### EXERCISE DETAILS
Copy out each line in the material below that has the word "здравоохранения".

Collected data entries:
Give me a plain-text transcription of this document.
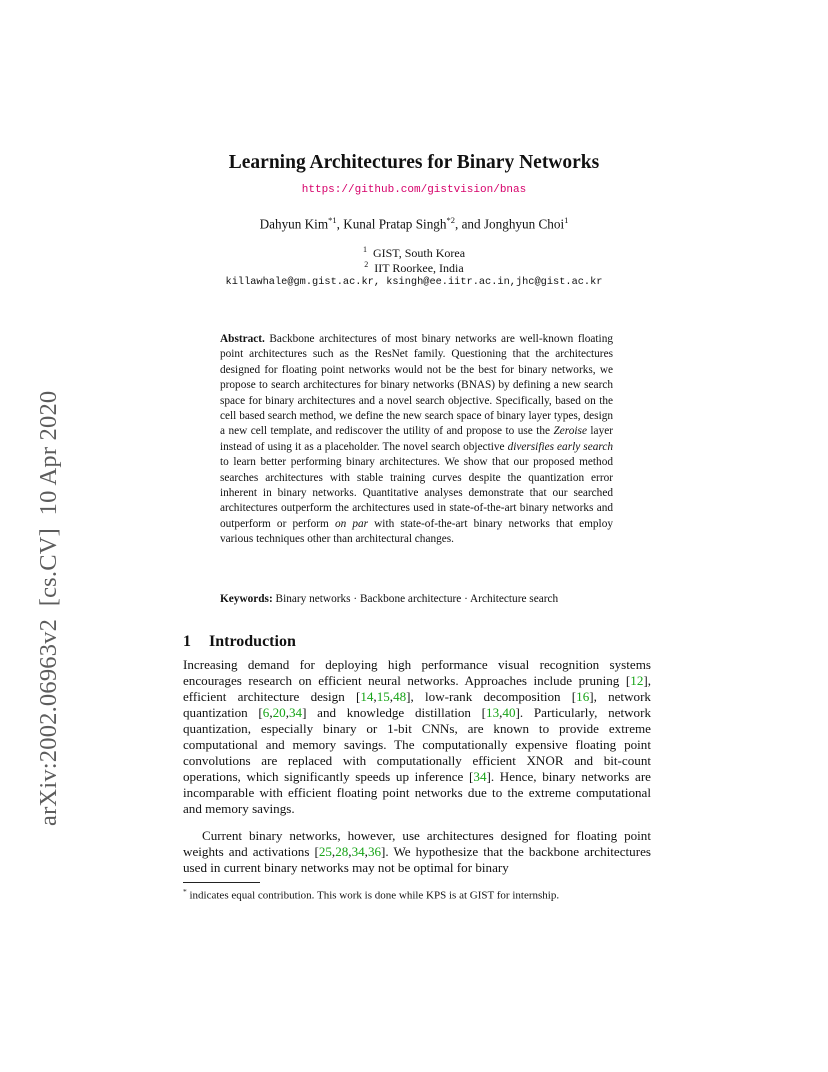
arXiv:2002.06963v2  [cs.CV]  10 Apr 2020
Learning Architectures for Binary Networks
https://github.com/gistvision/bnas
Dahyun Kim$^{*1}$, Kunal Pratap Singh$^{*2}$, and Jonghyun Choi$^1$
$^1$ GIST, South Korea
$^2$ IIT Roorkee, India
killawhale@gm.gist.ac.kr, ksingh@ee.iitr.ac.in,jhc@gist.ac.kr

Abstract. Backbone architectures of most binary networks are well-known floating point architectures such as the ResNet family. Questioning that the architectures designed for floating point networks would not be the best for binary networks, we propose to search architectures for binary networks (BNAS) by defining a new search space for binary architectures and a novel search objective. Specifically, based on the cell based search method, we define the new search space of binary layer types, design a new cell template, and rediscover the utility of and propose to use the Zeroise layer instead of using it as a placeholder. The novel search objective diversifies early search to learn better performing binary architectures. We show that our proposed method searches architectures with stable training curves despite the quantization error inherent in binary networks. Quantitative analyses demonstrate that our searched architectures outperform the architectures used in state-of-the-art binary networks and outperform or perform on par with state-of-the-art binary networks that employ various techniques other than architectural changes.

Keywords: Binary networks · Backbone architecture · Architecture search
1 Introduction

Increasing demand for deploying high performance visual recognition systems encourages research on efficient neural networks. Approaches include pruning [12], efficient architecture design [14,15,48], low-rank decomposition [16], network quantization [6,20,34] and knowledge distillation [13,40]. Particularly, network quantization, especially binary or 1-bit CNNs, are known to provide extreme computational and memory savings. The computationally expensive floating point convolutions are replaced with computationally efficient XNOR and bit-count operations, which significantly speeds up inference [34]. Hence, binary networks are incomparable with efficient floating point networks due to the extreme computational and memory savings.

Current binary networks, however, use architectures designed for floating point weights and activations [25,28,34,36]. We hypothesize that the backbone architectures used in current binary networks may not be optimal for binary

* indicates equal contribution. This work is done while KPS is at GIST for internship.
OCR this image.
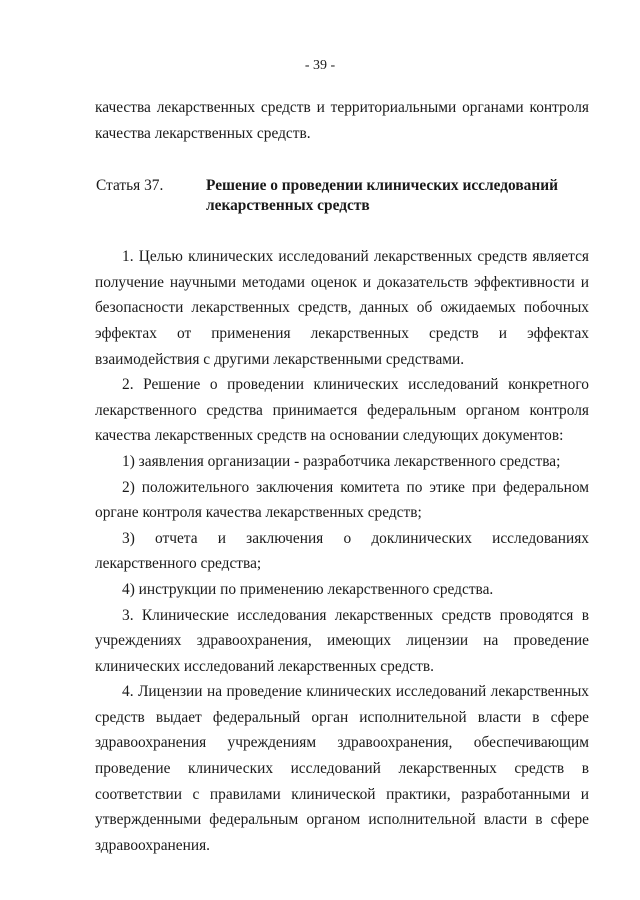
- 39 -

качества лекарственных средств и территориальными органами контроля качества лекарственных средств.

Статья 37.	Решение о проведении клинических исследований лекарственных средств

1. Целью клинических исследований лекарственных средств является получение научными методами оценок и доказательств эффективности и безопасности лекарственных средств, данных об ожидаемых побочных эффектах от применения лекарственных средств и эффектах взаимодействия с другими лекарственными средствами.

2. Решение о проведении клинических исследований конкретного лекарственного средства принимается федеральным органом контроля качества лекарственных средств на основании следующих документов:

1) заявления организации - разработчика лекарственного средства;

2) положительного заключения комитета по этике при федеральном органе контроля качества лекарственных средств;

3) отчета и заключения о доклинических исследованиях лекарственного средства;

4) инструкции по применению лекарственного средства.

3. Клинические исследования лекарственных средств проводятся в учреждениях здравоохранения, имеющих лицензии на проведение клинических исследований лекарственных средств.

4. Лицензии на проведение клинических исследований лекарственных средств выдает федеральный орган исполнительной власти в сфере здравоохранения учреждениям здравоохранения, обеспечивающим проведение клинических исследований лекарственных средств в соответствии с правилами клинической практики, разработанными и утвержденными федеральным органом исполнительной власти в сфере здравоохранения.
==
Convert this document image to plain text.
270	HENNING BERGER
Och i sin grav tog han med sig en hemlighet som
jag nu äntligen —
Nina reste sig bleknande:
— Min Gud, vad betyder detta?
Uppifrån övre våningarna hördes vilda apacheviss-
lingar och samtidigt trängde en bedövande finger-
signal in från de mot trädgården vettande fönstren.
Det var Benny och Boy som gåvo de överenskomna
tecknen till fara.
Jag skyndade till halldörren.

### ANSWER BELOW
3. Клинические исследования лекарственных средств проводятся в учреждениях здравоохранения, имеющих лицензии на проведение клинических исследований лекарственных средств.
4. Лицензии на проведение клинических исследований лекарственных средств выдает федеральный орган исполнительной власти в сфере здравоохранения учреждениям здравоохранения, обеспечивающим проведение клинических исследований лекарственных средств в соответствии с правилами клинической практики, разработанными и утвержденными федеральным органом исполнительной власти в сфере здравоохранения.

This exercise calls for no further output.